Dataset items:
------------

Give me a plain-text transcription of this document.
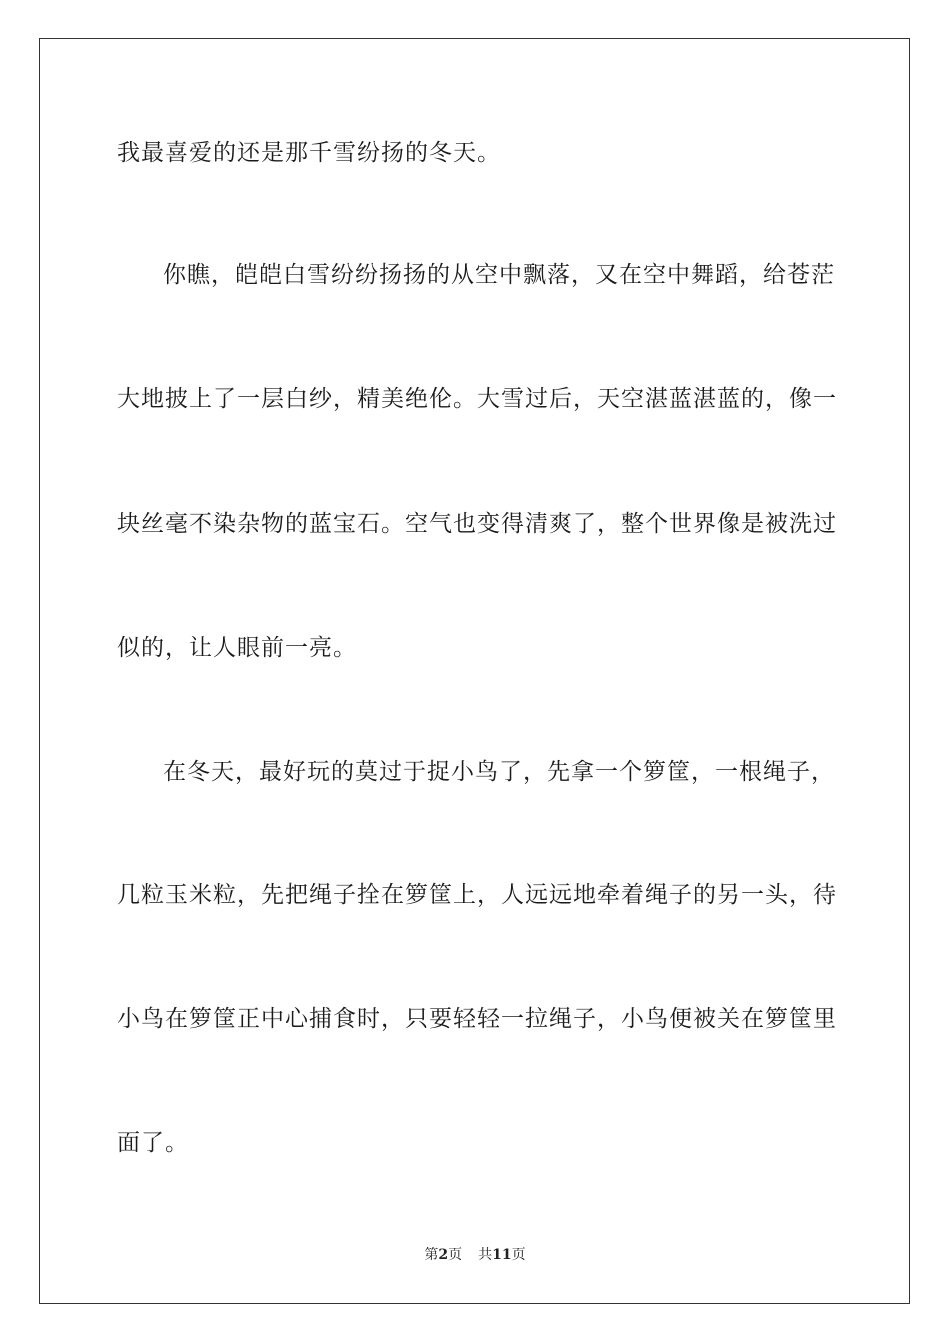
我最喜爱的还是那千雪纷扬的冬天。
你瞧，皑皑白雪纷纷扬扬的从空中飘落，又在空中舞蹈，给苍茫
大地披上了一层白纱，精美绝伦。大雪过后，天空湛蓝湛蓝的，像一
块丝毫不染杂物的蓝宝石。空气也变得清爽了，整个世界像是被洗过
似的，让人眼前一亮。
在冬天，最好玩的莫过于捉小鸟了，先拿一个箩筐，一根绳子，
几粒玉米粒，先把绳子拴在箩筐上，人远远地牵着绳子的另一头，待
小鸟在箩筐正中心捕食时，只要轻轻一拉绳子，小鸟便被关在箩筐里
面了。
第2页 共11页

------------

### Job
Return all of the entries exactly as written, but drop any pictures they hold.

### Answer to this problem
Give me a plain-text transcription of this document.
我最喜爱的还是那千雪纷扬的冬天。
你瞧，皑皑白雪纷纷扬扬的从空中飘落，又在空中舞蹈，给苍茫
大地披上了一层白纱，精美绝伦。大雪过后，天空湛蓝湛蓝的，像一
块丝毫不染杂物的蓝宝石。空气也变得清爽了，整个世界像是被洗过
似的，让人眼前一亮。
在冬天，最好玩的莫过于捉小鸟了，先拿一个箩筐，一根绳子，
几粒玉米粒，先把绳子拴在箩筐上，人远远地牵着绳子的另一头，待
小鸟在箩筐正中心捕食时，只要轻轻一拉绳子，小鸟便被关在箩筐里
面了。
第2页 共11页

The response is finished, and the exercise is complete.